▸ Problem to work on: Select the lines that contain "గణనల" and copy each of them.

** start Records shown **

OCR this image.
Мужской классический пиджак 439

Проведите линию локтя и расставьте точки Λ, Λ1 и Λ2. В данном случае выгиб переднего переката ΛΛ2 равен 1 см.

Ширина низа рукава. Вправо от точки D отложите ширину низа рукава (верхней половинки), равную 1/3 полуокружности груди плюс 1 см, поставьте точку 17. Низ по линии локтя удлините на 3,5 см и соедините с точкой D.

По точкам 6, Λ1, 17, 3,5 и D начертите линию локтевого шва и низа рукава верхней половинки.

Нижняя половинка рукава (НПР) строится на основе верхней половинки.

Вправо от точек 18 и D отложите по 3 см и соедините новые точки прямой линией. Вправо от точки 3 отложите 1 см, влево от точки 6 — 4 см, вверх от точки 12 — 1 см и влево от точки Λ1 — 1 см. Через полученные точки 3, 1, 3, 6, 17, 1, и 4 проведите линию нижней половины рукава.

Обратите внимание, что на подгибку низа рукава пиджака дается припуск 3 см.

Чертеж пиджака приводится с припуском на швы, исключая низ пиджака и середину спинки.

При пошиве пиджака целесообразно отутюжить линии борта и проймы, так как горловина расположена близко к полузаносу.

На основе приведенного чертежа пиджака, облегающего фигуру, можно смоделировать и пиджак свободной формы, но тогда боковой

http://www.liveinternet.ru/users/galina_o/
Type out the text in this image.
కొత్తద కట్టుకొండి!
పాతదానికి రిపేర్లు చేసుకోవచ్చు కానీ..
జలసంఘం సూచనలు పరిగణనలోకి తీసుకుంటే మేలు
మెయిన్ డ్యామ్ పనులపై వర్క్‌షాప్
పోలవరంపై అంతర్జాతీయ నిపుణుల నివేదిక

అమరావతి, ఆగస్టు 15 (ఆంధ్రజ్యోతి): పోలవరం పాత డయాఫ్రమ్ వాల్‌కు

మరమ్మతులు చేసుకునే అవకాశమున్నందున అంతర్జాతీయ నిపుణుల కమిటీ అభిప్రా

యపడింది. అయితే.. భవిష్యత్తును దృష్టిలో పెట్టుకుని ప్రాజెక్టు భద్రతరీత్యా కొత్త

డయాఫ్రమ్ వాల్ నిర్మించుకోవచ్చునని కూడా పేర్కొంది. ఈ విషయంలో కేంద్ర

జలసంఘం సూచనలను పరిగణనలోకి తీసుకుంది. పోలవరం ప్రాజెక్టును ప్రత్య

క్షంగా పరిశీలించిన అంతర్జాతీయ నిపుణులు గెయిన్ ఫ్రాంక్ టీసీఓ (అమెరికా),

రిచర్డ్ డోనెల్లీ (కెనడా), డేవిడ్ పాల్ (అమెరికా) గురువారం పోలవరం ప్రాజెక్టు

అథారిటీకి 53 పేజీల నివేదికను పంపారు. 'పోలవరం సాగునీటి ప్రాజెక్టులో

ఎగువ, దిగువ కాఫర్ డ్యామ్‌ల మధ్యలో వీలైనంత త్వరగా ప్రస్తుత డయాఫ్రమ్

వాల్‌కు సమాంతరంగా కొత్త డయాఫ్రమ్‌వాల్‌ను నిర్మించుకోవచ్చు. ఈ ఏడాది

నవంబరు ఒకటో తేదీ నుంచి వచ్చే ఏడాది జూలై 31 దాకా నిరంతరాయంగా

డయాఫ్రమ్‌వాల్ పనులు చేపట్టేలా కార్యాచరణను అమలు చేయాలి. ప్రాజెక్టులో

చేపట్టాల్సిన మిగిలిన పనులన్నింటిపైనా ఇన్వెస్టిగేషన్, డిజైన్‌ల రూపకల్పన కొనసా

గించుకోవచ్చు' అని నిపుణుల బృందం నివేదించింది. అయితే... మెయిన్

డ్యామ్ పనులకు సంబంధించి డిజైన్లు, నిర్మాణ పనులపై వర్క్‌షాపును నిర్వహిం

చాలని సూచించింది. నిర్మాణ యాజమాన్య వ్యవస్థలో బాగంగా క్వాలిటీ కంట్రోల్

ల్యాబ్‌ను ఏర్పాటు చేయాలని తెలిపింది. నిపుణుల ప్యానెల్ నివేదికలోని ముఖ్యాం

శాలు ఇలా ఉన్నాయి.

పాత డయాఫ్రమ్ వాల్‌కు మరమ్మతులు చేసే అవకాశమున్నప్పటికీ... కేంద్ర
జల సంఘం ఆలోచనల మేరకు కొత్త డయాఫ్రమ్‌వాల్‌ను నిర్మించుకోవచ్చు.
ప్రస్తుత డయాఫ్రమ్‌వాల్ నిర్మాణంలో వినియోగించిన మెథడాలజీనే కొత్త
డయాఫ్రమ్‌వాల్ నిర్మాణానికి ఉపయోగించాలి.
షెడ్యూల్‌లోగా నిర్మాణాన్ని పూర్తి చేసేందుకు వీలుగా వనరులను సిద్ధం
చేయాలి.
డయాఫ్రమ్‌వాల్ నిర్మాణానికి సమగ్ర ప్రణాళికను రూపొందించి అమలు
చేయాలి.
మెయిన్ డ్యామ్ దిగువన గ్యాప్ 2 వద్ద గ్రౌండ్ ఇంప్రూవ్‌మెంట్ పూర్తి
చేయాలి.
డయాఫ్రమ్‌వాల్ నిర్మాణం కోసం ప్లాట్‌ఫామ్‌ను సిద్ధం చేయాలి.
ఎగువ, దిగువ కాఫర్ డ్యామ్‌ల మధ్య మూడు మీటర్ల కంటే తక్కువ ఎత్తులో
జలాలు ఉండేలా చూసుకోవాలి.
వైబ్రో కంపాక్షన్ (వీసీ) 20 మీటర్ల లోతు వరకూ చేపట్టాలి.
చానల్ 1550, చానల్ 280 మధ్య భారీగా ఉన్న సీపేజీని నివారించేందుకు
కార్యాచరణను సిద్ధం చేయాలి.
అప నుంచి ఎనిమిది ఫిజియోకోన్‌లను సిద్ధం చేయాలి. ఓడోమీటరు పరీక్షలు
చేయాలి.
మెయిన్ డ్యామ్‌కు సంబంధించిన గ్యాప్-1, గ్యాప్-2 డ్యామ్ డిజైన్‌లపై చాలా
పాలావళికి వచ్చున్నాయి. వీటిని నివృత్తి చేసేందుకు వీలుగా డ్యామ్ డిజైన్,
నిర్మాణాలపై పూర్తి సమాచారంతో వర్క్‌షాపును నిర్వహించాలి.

** end Records shown **

▸ Final answer:
జలసంఘం సూచనలు పరిగణనలోకి తీసుకుంటే మేలు
జలసంఘం సూచనలను పరిగణనలోకి తీసుకుంది. పోలవరం ప్రాజెక్టును ప్రత్య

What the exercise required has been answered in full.